* _WRITTEN TASK_
Each line that holds the word "document" should be returned.

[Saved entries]
==========

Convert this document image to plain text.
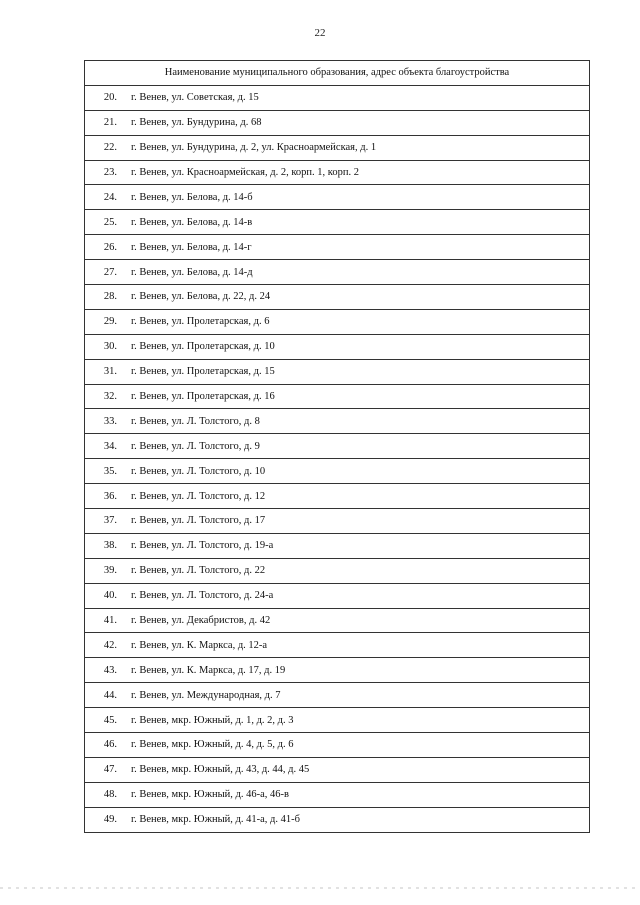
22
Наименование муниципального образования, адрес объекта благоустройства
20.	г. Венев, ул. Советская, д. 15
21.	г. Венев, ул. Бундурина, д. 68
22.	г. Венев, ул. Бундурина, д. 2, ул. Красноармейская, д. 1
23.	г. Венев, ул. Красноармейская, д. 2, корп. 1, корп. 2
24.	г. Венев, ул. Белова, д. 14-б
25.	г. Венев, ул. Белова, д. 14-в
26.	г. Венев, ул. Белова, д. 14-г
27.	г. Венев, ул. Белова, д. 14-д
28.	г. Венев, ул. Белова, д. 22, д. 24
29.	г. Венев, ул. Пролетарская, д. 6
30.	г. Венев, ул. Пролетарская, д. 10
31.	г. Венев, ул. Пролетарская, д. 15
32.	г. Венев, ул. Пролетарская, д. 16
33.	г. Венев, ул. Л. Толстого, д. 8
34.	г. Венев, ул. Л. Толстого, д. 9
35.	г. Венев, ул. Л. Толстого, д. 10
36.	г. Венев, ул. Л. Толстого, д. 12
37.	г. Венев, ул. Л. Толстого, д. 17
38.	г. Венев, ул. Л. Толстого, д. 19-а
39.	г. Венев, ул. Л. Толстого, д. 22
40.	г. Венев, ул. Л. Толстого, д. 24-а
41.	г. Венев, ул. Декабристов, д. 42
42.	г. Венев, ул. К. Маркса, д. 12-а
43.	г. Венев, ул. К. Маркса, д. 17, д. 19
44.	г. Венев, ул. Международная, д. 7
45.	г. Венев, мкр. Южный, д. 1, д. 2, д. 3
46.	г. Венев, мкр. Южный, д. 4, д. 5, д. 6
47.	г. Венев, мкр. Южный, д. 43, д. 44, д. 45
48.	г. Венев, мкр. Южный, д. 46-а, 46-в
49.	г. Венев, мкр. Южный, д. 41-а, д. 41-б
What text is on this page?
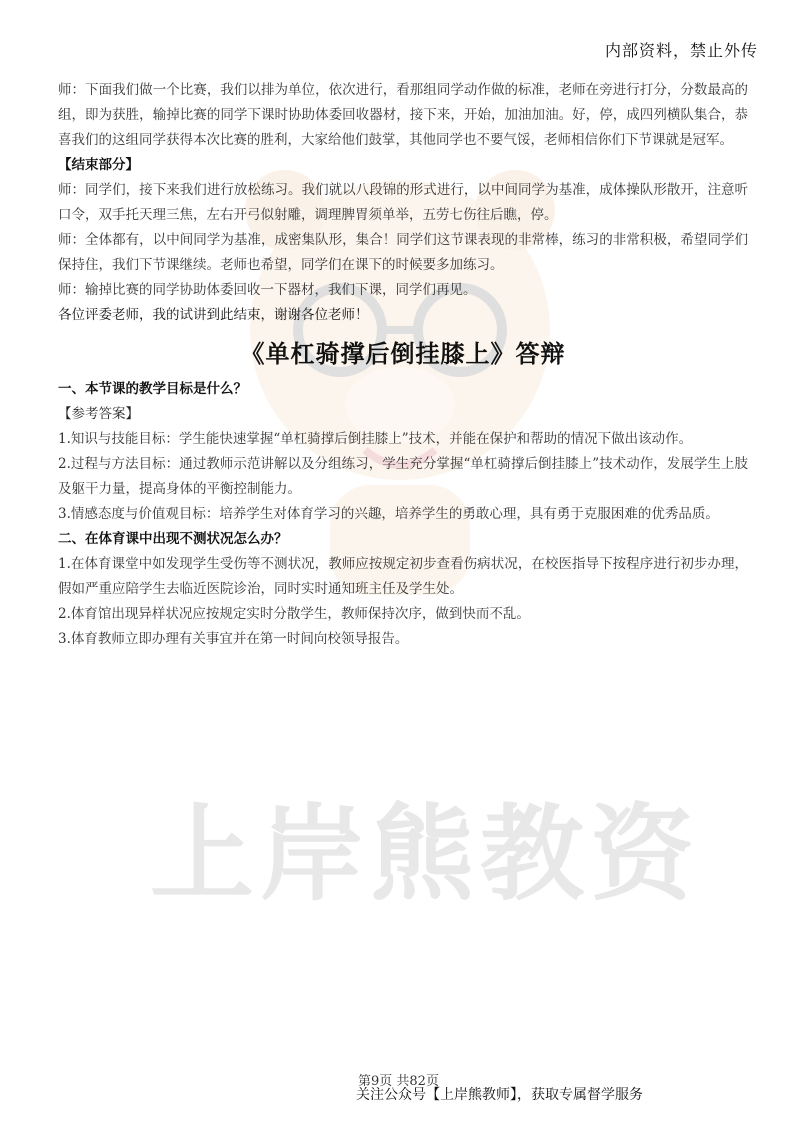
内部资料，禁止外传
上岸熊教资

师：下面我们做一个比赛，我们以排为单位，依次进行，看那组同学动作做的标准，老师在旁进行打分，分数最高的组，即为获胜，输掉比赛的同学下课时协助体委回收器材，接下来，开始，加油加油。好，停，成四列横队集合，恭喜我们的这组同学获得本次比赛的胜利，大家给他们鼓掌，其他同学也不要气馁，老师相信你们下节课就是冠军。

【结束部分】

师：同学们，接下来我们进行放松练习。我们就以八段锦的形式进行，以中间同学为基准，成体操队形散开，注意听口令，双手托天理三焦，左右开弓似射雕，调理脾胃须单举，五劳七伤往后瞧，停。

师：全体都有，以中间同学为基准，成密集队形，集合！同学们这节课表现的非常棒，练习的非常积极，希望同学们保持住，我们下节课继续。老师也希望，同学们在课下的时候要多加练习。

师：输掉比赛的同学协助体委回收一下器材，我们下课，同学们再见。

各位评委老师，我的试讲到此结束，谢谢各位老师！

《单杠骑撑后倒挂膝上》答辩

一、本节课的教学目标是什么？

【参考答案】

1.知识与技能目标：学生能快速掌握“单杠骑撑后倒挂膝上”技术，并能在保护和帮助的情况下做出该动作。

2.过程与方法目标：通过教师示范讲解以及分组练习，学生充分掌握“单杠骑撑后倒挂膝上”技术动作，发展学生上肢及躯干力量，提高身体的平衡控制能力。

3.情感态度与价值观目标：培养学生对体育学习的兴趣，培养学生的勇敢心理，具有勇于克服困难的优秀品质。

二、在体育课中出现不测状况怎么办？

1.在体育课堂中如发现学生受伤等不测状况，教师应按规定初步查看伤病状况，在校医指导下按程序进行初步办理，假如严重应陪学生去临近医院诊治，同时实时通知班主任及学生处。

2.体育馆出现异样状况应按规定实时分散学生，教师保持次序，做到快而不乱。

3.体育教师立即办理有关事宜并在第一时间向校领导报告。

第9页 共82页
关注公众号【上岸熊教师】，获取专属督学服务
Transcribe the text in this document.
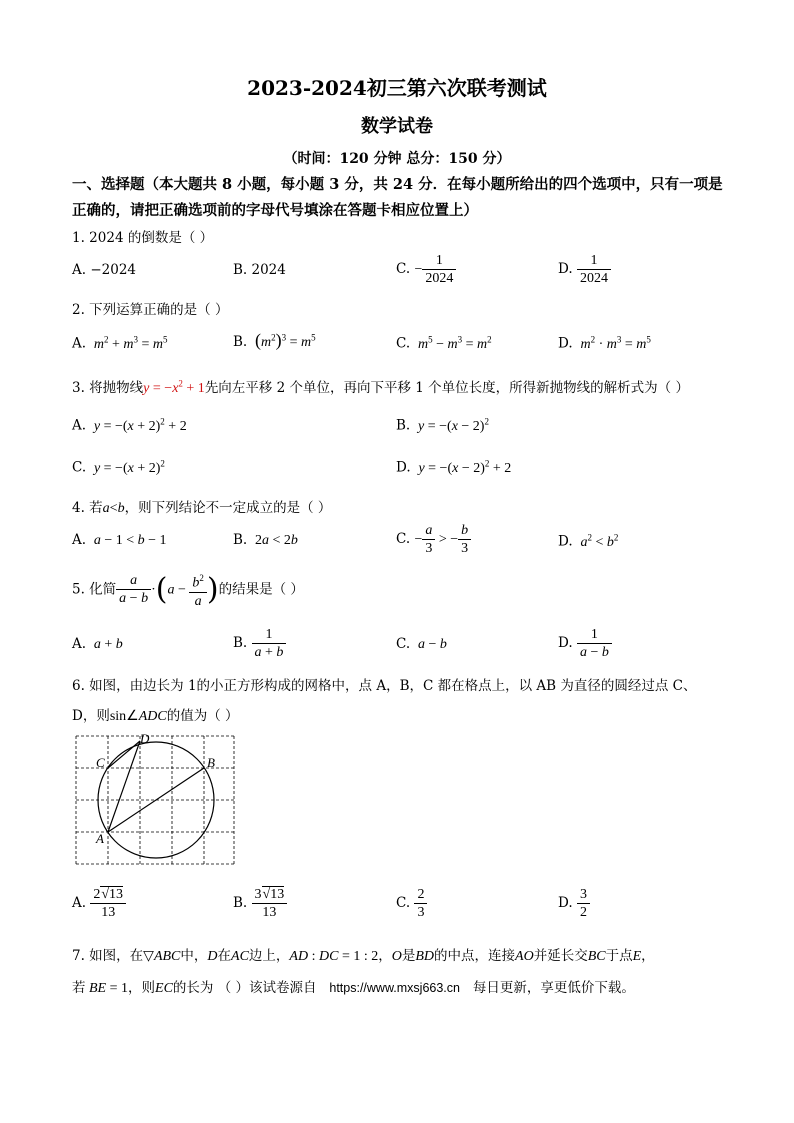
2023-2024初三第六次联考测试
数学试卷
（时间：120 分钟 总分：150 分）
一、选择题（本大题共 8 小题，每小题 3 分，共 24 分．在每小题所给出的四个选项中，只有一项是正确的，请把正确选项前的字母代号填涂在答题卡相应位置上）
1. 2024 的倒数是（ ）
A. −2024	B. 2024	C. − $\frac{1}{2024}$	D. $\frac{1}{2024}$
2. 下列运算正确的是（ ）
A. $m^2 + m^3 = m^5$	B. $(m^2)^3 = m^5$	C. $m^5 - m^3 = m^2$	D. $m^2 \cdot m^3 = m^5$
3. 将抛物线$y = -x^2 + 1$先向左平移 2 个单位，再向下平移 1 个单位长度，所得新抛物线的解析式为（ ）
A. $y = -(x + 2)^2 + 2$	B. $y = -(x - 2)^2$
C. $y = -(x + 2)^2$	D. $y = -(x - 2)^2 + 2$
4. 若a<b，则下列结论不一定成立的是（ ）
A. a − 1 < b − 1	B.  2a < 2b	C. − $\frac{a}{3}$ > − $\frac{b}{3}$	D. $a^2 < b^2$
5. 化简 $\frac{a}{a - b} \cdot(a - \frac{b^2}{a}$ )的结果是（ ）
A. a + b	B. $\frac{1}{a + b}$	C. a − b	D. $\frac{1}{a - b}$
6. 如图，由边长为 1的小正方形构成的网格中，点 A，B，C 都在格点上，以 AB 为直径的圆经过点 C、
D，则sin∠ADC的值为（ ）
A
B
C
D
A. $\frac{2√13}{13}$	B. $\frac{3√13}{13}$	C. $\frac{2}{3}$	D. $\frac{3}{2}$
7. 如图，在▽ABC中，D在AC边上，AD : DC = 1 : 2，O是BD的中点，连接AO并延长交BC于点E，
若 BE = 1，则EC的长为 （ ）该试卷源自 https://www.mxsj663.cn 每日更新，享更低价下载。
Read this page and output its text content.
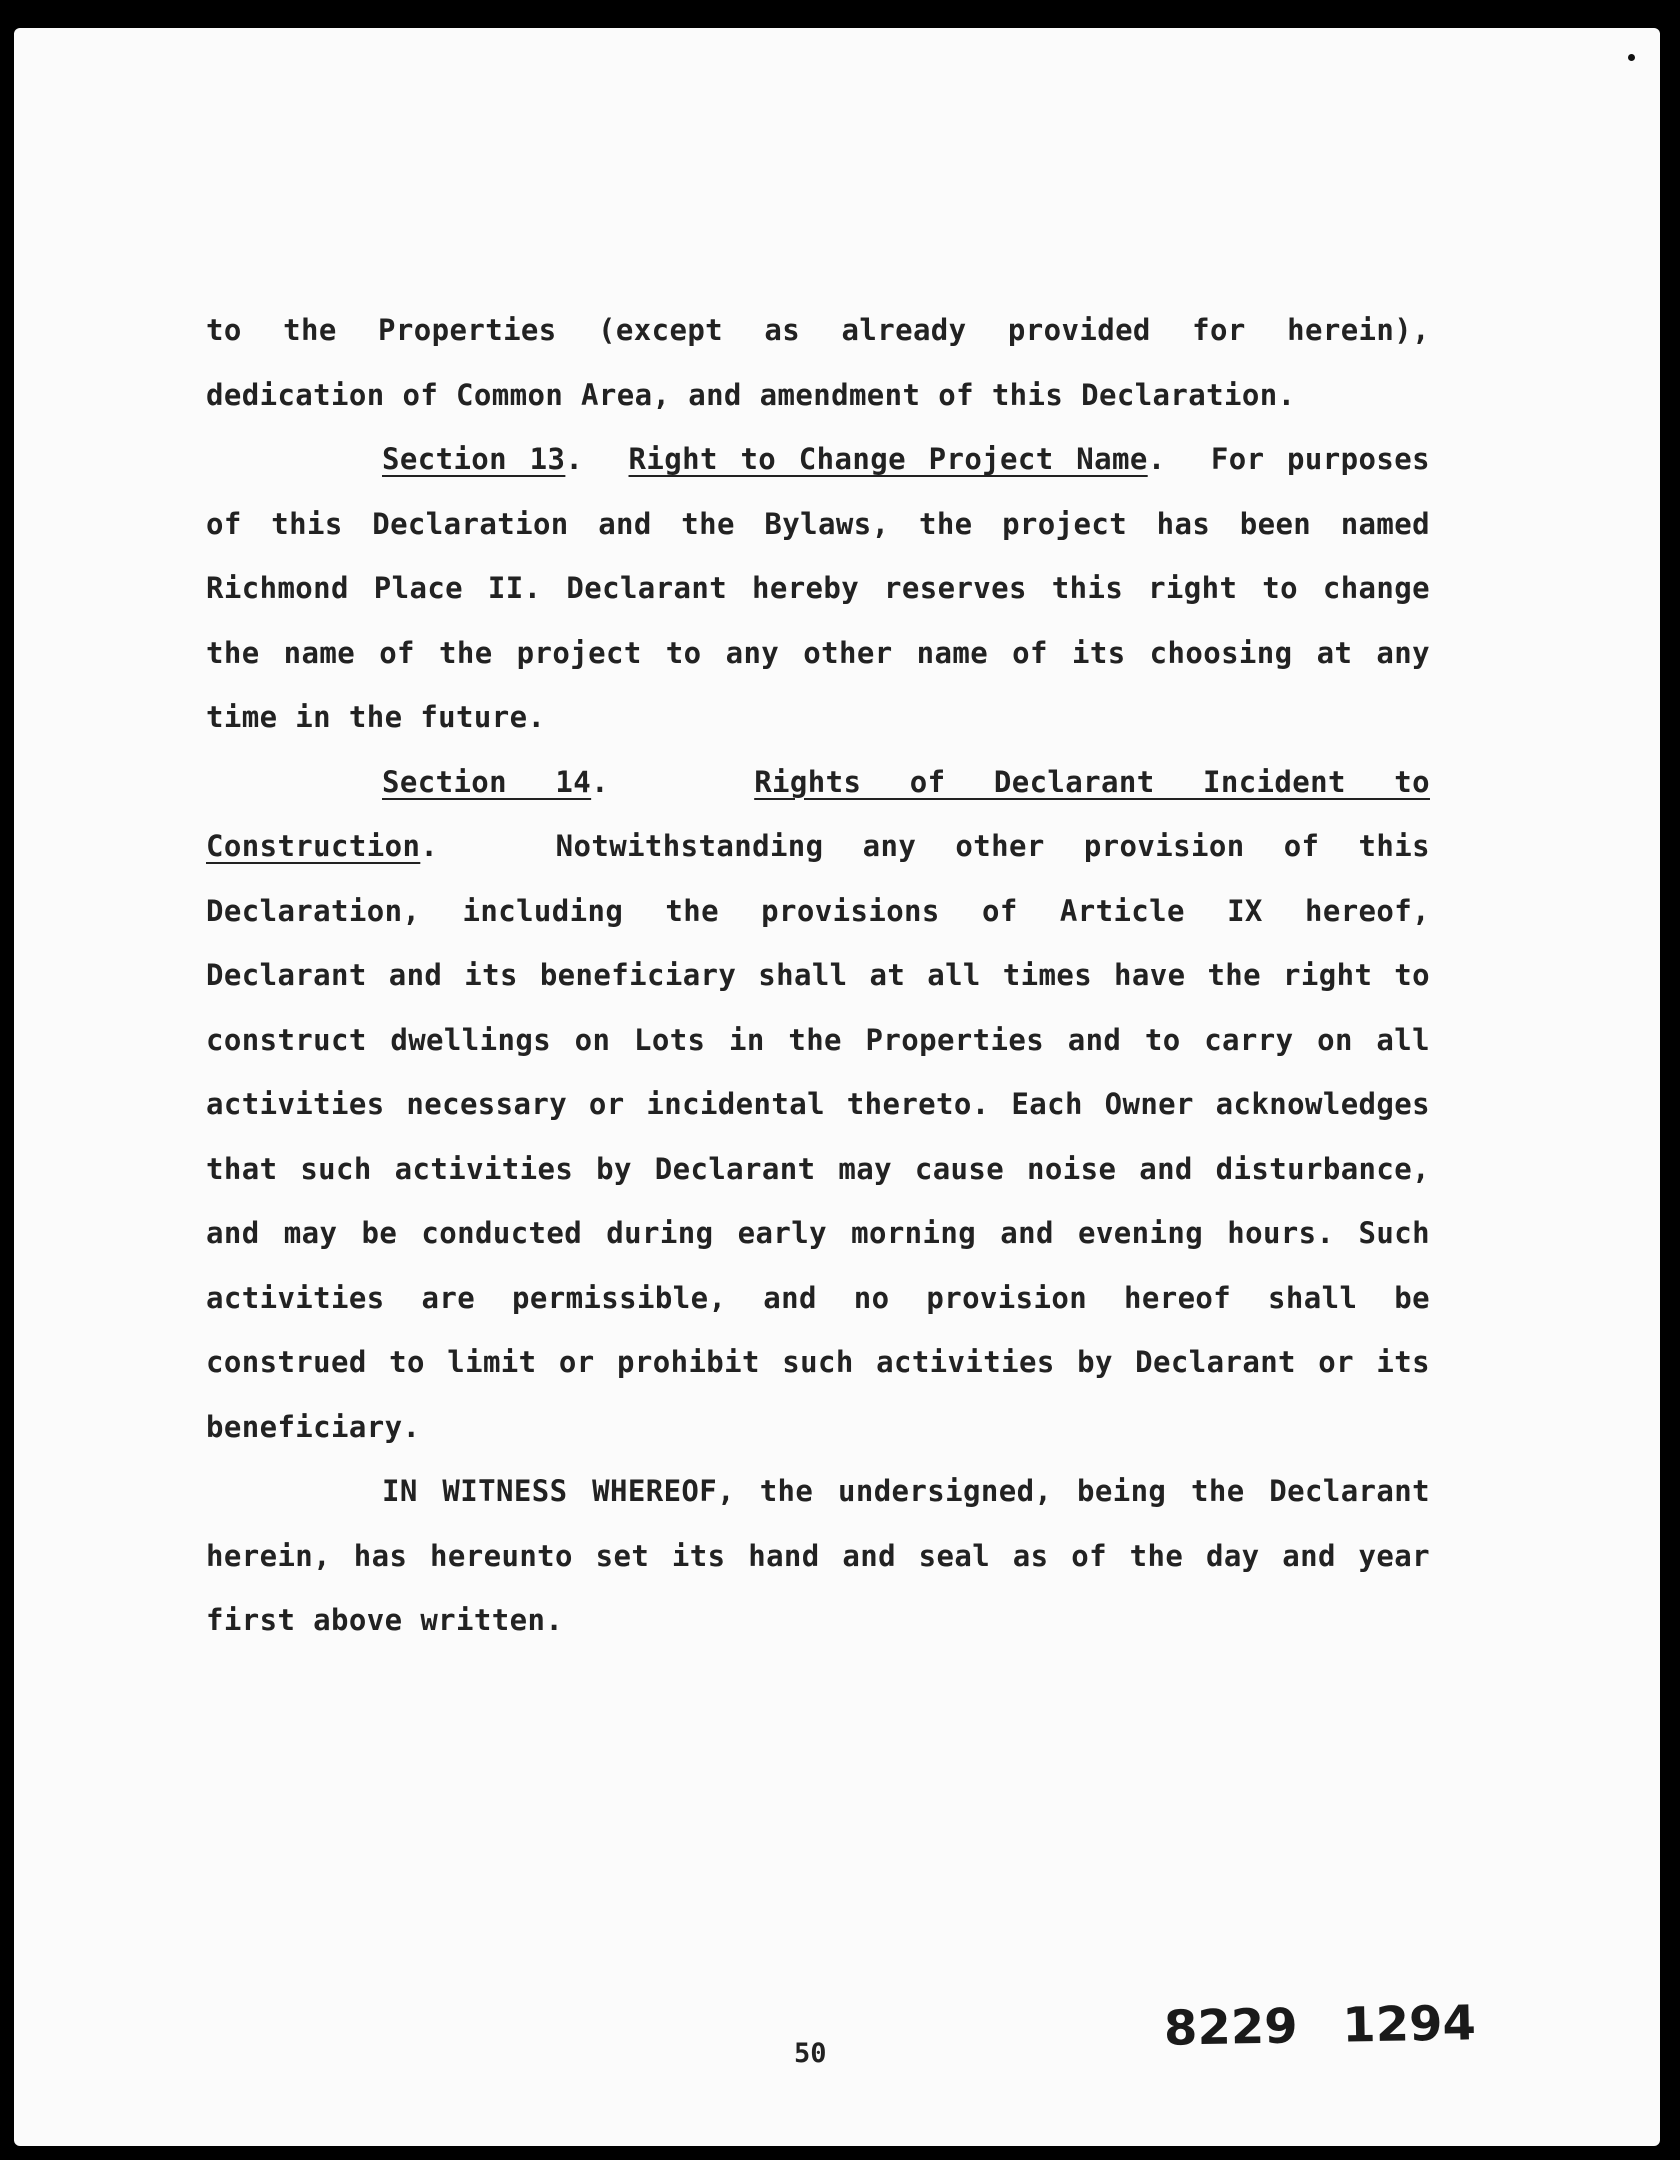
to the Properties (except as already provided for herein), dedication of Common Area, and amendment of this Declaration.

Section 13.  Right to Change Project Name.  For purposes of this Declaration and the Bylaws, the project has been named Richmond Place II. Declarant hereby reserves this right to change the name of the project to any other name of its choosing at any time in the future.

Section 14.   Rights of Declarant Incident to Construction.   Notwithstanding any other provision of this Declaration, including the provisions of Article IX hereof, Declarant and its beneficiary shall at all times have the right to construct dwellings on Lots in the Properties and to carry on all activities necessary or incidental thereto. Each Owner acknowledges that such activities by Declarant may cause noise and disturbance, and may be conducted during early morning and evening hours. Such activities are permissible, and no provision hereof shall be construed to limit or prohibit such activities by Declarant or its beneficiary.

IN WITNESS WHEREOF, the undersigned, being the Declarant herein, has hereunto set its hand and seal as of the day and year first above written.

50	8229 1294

==========

* _TASK OUTPUT_
Convert this document image to plain text.
Transcribe the text in this document.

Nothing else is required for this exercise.